Source data:

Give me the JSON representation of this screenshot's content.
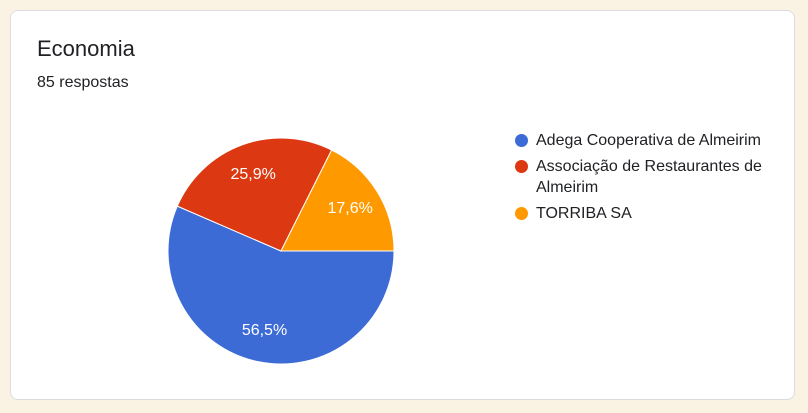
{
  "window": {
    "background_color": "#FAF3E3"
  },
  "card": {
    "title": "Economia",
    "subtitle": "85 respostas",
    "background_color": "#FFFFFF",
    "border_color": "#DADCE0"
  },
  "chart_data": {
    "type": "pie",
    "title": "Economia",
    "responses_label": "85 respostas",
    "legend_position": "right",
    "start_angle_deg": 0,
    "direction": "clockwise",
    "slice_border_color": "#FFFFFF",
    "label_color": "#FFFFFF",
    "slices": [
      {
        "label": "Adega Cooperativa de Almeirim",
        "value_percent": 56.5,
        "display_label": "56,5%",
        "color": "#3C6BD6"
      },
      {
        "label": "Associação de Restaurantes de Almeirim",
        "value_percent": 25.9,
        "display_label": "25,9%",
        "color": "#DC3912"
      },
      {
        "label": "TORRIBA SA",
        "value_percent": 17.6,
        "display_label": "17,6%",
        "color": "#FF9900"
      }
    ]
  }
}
---
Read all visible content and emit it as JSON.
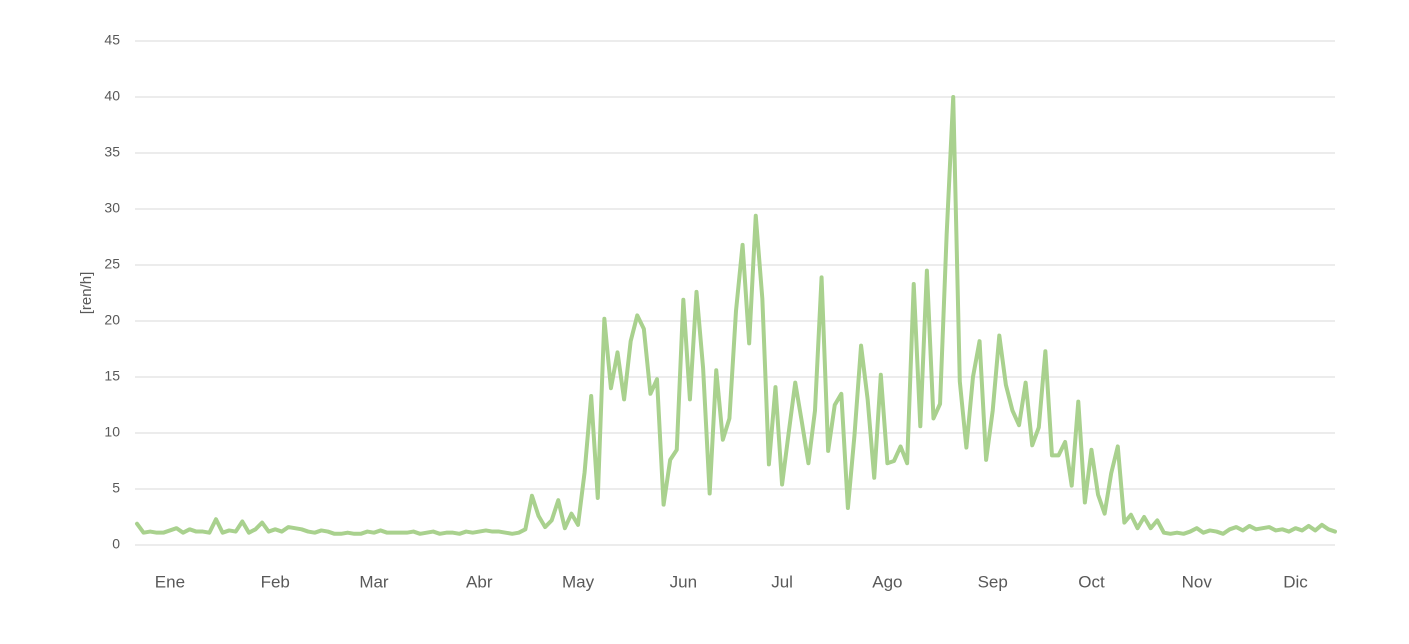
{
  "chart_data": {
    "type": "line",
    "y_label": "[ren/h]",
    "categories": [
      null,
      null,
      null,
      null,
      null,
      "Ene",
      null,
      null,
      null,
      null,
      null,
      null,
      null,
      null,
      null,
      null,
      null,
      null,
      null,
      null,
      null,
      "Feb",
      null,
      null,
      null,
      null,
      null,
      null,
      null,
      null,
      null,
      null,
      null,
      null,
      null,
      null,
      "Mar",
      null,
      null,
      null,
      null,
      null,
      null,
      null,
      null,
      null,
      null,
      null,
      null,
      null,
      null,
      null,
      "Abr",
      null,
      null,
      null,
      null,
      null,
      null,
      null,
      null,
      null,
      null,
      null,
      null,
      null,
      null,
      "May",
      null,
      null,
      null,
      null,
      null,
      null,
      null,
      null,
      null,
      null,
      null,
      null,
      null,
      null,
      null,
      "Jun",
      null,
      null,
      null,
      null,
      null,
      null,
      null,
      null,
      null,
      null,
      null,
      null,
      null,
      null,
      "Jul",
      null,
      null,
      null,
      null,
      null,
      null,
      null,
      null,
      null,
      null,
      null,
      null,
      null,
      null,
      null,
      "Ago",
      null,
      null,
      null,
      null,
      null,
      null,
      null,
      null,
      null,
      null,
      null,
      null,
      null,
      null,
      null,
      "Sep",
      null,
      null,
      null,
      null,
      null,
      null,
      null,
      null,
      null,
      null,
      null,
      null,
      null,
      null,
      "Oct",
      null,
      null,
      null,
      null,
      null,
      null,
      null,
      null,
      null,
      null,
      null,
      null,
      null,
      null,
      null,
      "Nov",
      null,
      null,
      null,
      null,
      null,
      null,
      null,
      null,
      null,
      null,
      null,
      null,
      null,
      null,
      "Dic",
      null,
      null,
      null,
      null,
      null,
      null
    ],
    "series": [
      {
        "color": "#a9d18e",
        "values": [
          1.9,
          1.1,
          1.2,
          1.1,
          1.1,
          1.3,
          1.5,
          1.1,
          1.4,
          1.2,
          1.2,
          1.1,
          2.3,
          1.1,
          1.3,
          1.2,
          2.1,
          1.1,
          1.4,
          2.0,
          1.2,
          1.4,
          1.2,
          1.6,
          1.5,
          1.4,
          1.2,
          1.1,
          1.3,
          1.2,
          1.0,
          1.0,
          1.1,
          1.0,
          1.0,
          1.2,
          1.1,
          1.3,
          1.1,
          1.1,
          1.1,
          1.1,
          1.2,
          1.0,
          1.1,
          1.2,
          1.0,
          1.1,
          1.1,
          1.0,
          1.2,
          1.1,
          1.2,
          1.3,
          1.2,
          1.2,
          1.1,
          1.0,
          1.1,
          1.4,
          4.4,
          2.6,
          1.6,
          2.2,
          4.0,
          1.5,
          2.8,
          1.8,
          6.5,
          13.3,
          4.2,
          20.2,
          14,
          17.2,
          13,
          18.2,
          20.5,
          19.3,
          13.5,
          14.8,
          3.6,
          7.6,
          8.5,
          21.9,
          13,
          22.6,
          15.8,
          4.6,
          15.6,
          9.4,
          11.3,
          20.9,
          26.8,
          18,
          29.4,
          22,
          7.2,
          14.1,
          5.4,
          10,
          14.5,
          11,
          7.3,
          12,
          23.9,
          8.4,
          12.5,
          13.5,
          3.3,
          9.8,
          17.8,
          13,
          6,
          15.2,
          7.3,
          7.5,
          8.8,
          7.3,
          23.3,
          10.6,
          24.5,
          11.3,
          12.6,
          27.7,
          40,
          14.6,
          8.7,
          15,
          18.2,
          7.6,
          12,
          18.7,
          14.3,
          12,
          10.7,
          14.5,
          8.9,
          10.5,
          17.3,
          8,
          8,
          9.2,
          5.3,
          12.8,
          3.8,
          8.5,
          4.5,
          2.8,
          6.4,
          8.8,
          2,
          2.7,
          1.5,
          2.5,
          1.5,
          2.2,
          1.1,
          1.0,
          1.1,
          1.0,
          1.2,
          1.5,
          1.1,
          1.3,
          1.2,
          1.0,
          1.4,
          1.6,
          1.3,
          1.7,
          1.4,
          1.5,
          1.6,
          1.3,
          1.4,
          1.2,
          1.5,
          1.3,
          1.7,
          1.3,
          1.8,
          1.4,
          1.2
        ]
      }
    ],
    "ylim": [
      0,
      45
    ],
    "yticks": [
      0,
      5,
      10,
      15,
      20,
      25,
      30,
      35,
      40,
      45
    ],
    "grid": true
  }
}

**GOAL**
Filter the records down to the lines that contain the string "respostas", and copy those lines.

**EXERCISE OUTPUT**
    "subtitle": "85 respostas",
    "responses_label": "85 respostas",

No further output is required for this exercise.